INSTRUCTIONS TO FOLLOW:
Extract every line of the material below and reproduce it faithfully.

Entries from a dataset
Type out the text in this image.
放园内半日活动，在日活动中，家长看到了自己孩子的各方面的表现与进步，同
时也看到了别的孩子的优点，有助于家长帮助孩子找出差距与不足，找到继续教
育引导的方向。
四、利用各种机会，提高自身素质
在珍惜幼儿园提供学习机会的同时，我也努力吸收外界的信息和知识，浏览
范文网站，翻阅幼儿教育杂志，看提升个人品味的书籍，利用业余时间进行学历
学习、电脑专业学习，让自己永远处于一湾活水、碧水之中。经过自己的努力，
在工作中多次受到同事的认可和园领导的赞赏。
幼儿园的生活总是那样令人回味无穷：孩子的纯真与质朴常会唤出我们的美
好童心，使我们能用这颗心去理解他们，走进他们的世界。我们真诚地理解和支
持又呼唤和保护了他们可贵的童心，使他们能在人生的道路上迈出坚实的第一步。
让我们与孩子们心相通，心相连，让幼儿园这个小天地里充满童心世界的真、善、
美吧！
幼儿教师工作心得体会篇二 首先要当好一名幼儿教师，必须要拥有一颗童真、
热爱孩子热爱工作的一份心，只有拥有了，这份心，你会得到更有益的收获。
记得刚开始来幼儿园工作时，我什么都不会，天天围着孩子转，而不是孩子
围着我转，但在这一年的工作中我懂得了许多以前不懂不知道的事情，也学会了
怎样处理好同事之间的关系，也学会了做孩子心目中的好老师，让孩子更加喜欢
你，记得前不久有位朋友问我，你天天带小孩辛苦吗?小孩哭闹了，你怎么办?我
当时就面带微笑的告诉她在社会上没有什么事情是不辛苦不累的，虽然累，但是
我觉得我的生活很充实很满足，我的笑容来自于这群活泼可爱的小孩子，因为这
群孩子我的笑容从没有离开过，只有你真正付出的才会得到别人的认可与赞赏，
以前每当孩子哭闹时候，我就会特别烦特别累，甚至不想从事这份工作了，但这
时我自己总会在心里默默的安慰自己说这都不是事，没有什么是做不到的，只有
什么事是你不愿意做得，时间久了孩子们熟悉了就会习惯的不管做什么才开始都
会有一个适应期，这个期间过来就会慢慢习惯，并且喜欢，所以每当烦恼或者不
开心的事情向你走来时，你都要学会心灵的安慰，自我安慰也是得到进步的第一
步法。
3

COMPLETED EXERCISE:
Type out the text in this image.
放园内半日活动，在日活动中，家长看到了自己孩子的各方面的表现与进步，同
时也看到了别的孩子的优点，有助于家长帮助孩子找出差距与不足，找到继续教
育引导的方向。
四、利用各种机会，提高自身素质
在珍惜幼儿园提供学习机会的同时，我也努力吸收外界的信息和知识，浏览
范文网站，翻阅幼儿教育杂志，看提升个人品味的书籍，利用业余时间进行学历
学习、电脑专业学习，让自己永远处于一湾活水、碧水之中。经过自己的努力，
在工作中多次受到同事的认可和园领导的赞赏。
幼儿园的生活总是那样令人回味无穷：孩子的纯真与质朴常会唤出我们的美
好童心，使我们能用这颗心去理解他们，走进他们的世界。我们真诚地理解和支
持又呼唤和保护了他们可贵的童心，使他们能在人生的道路上迈出坚实的第一步。
让我们与孩子们心相通，心相连，让幼儿园这个小天地里充满童心世界的真、善、
美吧！
幼儿教师工作心得体会篇二 首先要当好一名幼儿教师，必须要拥有一颗童真、
热爱孩子热爱工作的一份心，只有拥有了，这份心，你会得到更有益的收获。
记得刚开始来幼儿园工作时，我什么都不会，天天围着孩子转，而不是孩子
围着我转，但在这一年的工作中我懂得了许多以前不懂不知道的事情，也学会了
怎样处理好同事之间的关系，也学会了做孩子心目中的好老师，让孩子更加喜欢
你，记得前不久有位朋友问我，你天天带小孩辛苦吗?小孩哭闹了，你怎么办?我
当时就面带微笑的告诉她在社会上没有什么事情是不辛苦不累的，虽然累，但是
我觉得我的生活很充实很满足，我的笑容来自于这群活泼可爱的小孩子，因为这
群孩子我的笑容从没有离开过，只有你真正付出的才会得到别人的认可与赞赏，
以前每当孩子哭闹时候，我就会特别烦特别累，甚至不想从事这份工作了，但这
时我自己总会在心里默默的安慰自己说这都不是事，没有什么是做不到的，只有
什么事是你不愿意做得，时间久了孩子们熟悉了就会习惯的不管做什么才开始都
会有一个适应期，这个期间过来就会慢慢习惯，并且喜欢，所以每当烦恼或者不
开心的事情向你走来时，你都要学会心灵的安慰，自我安慰也是得到进步的第一
步法。
3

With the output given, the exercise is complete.